### GIVEN PASSAGE
★ ★ ★ ★

Bug 1252486

Summary:	Ceilometer taking over 20 minutes to return queries
Product:	Red Hat OpenStack	Reporter:	Chris Henderson <chenders>
Component:	openstack-ceilometer	Assignee:	Pradeep Kilambi <pkilambi>
Status:	CLOSED NOTABUG	QA Contact:	Yurii Prokulevych <yprokule>
Severity:	high	Docs Contact:
Priority:	unspecified
Version:	5.0 (RHEL 7)	CC:	jruzicka, pkilambi, yeylon
Target Milestone:	---
Target Release:	8.0 (Liberty)

★ ★ ★ ★

### PROVIDED INFORMATION
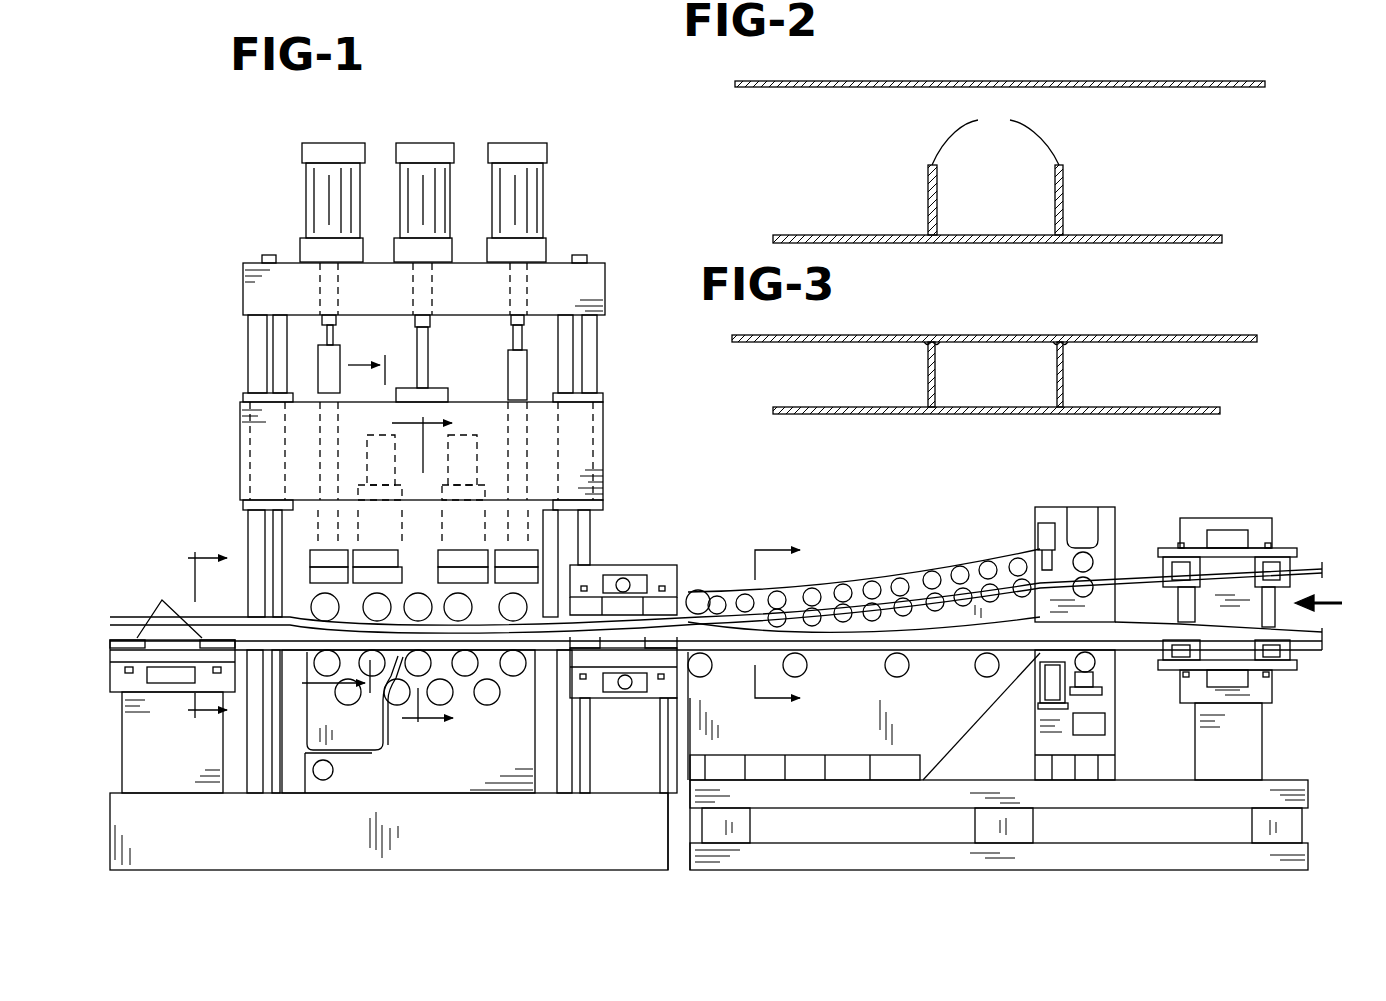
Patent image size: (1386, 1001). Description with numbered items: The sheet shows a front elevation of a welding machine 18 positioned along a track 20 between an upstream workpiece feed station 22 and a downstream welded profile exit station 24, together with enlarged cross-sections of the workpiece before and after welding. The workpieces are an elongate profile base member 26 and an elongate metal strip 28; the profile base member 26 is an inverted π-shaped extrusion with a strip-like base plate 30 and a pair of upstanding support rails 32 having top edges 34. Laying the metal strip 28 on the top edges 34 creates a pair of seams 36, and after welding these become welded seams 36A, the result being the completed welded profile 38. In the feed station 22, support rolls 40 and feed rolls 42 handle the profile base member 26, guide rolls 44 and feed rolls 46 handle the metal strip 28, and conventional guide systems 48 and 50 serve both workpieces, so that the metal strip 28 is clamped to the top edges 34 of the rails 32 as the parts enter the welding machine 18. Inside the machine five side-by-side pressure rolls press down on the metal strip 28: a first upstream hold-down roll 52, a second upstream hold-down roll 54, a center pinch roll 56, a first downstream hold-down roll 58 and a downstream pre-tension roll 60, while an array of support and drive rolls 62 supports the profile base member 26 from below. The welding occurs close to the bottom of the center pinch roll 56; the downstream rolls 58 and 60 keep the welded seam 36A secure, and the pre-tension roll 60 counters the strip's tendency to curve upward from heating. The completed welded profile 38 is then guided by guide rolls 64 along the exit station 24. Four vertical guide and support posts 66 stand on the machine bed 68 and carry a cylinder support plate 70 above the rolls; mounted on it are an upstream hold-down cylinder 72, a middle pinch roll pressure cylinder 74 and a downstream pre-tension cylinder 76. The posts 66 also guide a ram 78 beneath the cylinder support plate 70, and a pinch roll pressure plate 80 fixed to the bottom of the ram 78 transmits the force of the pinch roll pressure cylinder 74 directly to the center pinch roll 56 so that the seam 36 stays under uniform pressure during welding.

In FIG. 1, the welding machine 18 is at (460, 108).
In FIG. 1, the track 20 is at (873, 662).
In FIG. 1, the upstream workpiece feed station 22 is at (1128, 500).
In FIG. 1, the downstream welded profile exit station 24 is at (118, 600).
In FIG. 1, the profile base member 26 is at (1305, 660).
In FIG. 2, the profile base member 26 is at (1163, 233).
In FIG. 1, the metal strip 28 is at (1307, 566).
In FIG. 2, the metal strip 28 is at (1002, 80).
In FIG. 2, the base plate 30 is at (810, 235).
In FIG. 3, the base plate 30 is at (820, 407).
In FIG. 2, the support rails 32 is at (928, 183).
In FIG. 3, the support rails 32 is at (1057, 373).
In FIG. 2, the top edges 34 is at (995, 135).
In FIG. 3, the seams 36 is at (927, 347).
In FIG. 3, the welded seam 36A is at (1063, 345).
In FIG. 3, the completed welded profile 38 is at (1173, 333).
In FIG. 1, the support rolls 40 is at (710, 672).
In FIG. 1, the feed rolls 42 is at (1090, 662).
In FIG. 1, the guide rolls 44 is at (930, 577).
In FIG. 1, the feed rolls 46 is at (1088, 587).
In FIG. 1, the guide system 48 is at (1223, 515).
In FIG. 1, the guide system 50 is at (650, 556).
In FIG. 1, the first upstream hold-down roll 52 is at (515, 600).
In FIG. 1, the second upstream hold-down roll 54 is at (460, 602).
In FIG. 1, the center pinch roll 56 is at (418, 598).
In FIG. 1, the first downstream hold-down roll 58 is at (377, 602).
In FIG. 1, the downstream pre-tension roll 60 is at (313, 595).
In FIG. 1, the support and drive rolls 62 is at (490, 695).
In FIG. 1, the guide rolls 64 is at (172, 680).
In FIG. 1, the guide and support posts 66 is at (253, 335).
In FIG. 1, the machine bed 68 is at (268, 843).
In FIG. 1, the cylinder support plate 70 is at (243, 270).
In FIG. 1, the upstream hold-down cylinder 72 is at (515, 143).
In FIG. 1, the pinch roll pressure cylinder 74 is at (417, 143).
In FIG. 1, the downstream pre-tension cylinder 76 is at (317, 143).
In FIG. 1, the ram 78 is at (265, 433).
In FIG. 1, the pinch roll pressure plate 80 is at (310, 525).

★ ★ ★ ★

### CHALLENGE
Carry on the bug report about slow Ceilometer queries, starting right after its final "Target Release" line.

### WRITTEN RESPONSE
Hardware:	x86_64
OS:	Linux
Whiteboard:
Fixed In Version:		Doc Type:	Bug Fix
Doc Text:		Story Points:	---
Clone Of:		Environment:
Last Closed:	2016-01-04 17:31:34 UTC	Type:	Bug
Regression:	---	Mount Type:	---
Documentation:	---	CRM:
Verified Versions:		Category:	---
oVirt Team:	---	RHEL 7.3 requirements from Atomic Host:
Cloudforms Team:	---	Target Upstream Version:
Embargoed:

Description Chris Henderson 2015-08-11 14:25:08 UTC

Customer environment:
=====================
Cisco UCS B200 blades for controllers and computes
Cisco UCS C240 rack servers for Ceph storage
RHEL 7.1
RHEL-OSP5 A4 (openstack-ceilometer-api-2014.1.4-1.el7ost.noarch)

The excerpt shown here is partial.